:: DATA SHOWN ::

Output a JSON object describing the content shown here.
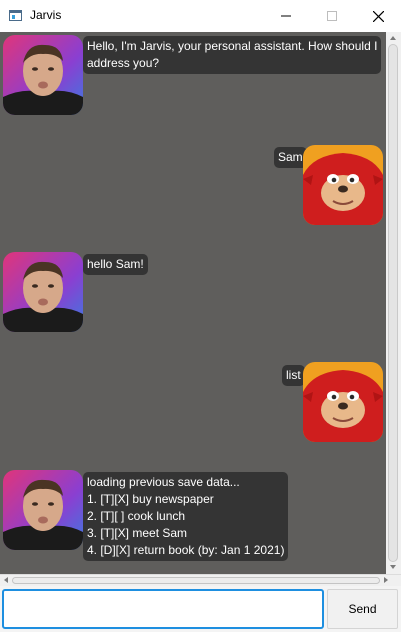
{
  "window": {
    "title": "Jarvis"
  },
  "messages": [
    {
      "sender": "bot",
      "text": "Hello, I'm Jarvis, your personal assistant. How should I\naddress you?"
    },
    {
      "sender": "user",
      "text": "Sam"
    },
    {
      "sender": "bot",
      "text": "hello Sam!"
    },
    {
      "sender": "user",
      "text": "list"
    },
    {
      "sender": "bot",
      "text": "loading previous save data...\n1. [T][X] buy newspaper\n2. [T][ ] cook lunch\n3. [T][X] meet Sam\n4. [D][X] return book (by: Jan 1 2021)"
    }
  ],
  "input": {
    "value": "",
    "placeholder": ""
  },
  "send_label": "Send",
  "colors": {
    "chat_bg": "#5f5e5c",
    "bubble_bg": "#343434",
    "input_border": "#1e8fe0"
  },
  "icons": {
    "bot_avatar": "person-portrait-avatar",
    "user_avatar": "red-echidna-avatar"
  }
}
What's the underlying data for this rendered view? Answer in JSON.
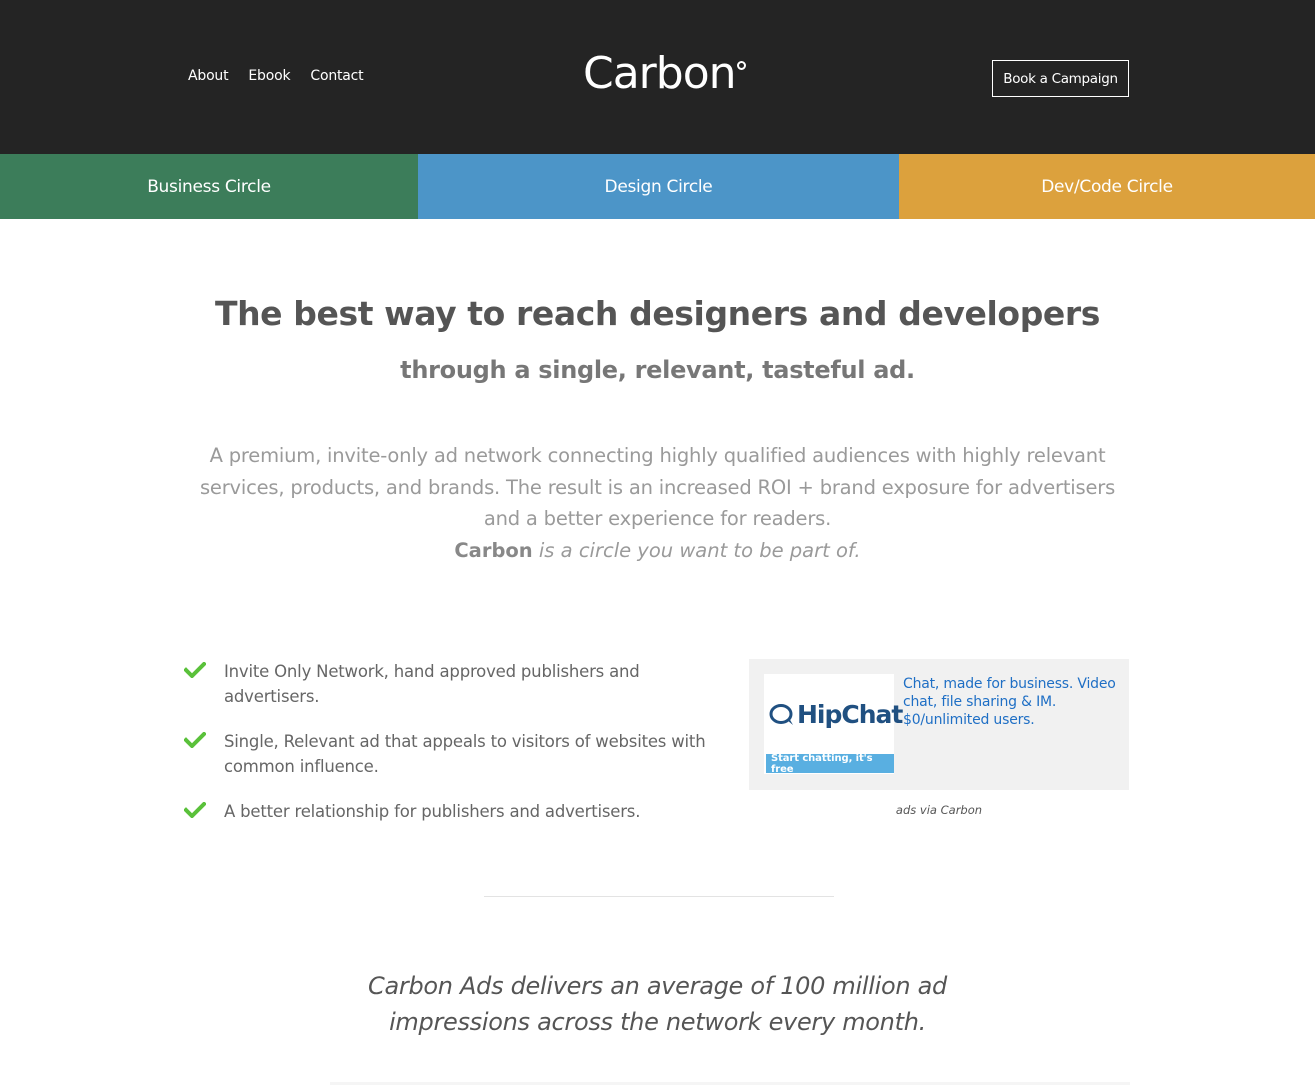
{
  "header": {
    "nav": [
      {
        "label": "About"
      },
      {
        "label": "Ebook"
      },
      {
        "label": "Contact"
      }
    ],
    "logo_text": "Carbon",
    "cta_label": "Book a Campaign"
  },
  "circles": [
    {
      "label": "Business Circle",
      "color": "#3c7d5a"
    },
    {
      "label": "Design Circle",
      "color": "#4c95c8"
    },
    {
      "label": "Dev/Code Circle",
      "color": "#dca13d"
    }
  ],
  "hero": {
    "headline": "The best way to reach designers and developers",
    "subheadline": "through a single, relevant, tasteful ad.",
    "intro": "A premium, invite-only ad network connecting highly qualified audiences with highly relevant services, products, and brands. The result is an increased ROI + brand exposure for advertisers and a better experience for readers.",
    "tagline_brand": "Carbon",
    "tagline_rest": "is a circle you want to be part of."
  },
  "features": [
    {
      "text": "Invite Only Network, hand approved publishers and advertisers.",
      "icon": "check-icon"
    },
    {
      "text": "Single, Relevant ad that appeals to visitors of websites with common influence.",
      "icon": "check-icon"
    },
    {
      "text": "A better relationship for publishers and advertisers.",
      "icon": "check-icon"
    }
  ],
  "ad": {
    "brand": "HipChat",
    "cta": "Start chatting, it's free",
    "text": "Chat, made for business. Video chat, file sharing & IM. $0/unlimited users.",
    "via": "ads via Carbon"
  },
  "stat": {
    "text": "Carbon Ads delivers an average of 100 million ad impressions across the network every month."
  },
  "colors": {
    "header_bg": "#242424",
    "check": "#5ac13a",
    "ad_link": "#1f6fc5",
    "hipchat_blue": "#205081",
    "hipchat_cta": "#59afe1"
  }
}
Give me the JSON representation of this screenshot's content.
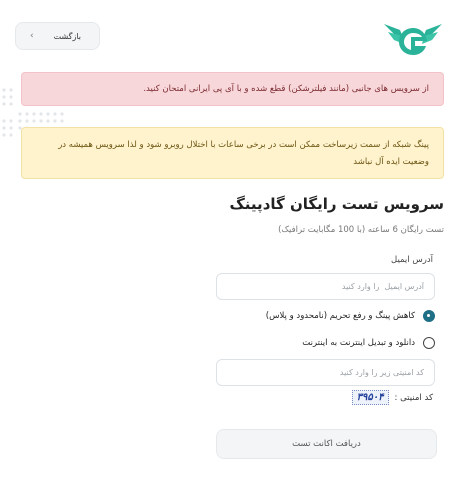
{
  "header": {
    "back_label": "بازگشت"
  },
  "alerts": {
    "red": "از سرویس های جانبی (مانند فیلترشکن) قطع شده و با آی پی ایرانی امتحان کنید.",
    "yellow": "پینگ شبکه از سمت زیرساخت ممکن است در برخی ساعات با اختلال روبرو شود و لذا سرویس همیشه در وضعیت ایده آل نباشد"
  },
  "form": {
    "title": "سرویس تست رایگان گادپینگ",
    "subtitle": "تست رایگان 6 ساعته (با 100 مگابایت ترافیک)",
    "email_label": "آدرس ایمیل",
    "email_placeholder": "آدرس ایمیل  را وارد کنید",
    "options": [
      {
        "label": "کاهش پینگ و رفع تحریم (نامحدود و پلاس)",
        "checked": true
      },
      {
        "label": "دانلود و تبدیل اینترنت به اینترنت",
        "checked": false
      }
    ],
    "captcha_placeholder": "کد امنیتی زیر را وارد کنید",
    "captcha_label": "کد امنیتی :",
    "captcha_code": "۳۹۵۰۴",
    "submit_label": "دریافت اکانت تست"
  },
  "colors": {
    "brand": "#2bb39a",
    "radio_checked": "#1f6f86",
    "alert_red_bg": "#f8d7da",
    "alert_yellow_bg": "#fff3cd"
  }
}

:: WHAT TO WORK ON ::
Copy every record above exactly, leaving out any pictures.

:: FULL RESPONSE ::
Output a JSON object describing the content shown here.
{
  "window": {
    "title": "Jarvis"
  },
  "messages": [
    {
      "sender": "bot",
      "text": "Hello, I'm Jarvis, your personal assistant. How should I\naddress you?"
    },
    {
      "sender": "user",
      "text": "Sam"
    },
    {
      "sender": "bot",
      "text": "hello Sam!"
    },
    {
      "sender": "user",
      "text": "list"
    },
    {
      "sender": "bot",
      "text": "loading previous save data...\n1. [T][X] buy newspaper\n2. [T][ ] cook lunch\n3. [T][X] meet Sam\n4. [D][X] return book (by: Jan 1 2021)"
    }
  ],
  "input": {
    "value": "",
    "placeholder": ""
  },
  "send_label": "Send",
  "colors": {
    "chat_bg": "#5f5e5c",
    "bubble_bg": "#343434",
    "input_border": "#1e8fe0"
  },
  "icons": {
    "bot_avatar": "person-portrait-avatar",
    "user_avatar": "red-echidna-avatar"
  }
}
What's the underlying data for this rendered view? Answer in JSON.
{
  "header": {
    "nav": [
      {
        "label": "About"
      },
      {
        "label": "Ebook"
      },
      {
        "label": "Contact"
      }
    ],
    "logo_text": "Carbon",
    "cta_label": "Book a Campaign"
  },
  "circles": [
    {
      "label": "Business Circle",
      "color": "#3c7d5a"
    },
    {
      "label": "Design Circle",
      "color": "#4c95c8"
    },
    {
      "label": "Dev/Code Circle",
      "color": "#dca13d"
    }
  ],
  "hero": {
    "headline": "The best way to reach designers and developers",
    "subheadline": "through a single, relevant, tasteful ad.",
    "intro": "A premium, invite-only ad network connecting highly qualified audiences with highly relevant services, products, and brands. The result is an increased ROI + brand exposure for advertisers and a better experience for readers.",
    "tagline_brand": "Carbon",
    "tagline_rest": "is a circle you want to be part of."
  },
  "features": [
    {
      "text": "Invite Only Network, hand approved publishers and advertisers.",
      "icon": "check-icon"
    },
    {
      "text": "Single, Relevant ad that appeals to visitors of websites with common influence.",
      "icon": "check-icon"
    },
    {
      "text": "A better relationship for publishers and advertisers.",
      "icon": "check-icon"
    }
  ],
  "ad": {
    "brand": "HipChat",
    "cta": "Start chatting, it's free",
    "text": "Chat, made for business. Video chat, file sharing & IM. $0/unlimited users.",
    "via": "ads via Carbon"
  },
  "stat": {
    "text": "Carbon Ads delivers an average of 100 million ad impressions across the network every month."
  },
  "colors": {
    "header_bg": "#242424",
    "check": "#5ac13a",
    "ad_link": "#1f6fc5",
    "hipchat_blue": "#205081",
    "hipchat_cta": "#59afe1"
  }
}
Give me the JSON representation of this screenshot's content.
{
  "header": {
    "back_label": "بازگشت"
  },
  "alerts": {
    "red": "از سرویس های جانبی (مانند فیلترشکن) قطع شده و با آی پی ایرانی امتحان کنید.",
    "yellow": "پینگ شبکه از سمت زیرساخت ممکن است در برخی ساعات با اختلال روبرو شود و لذا سرویس همیشه در وضعیت ایده آل نباشد"
  },
  "form": {
    "title": "سرویس تست رایگان گادپینگ",
    "subtitle": "تست رایگان 6 ساعته (با 100 مگابایت ترافیک)",
    "email_label": "آدرس ایمیل",
    "email_placeholder": "آدرس ایمیل  را وارد کنید",
    "options": [
      {
        "label": "کاهش پینگ و رفع تحریم (نامحدود و پلاس)",
        "checked": true
      },
      {
        "label": "دانلود و تبدیل اینترنت به اینترنت",
        "checked": false
      }
    ],
    "captcha_placeholder": "کد امنیتی زیر را وارد کنید",
    "captcha_label": "کد امنیتی :",
    "captcha_code": "۳۹۵۰۴",
    "submit_label": "دریافت اکانت تست"
  },
  "colors": {
    "brand": "#2bb39a",
    "radio_checked": "#1f6f86",
    "alert_red_bg": "#f8d7da",
    "alert_yellow_bg": "#fff3cd"
  }
}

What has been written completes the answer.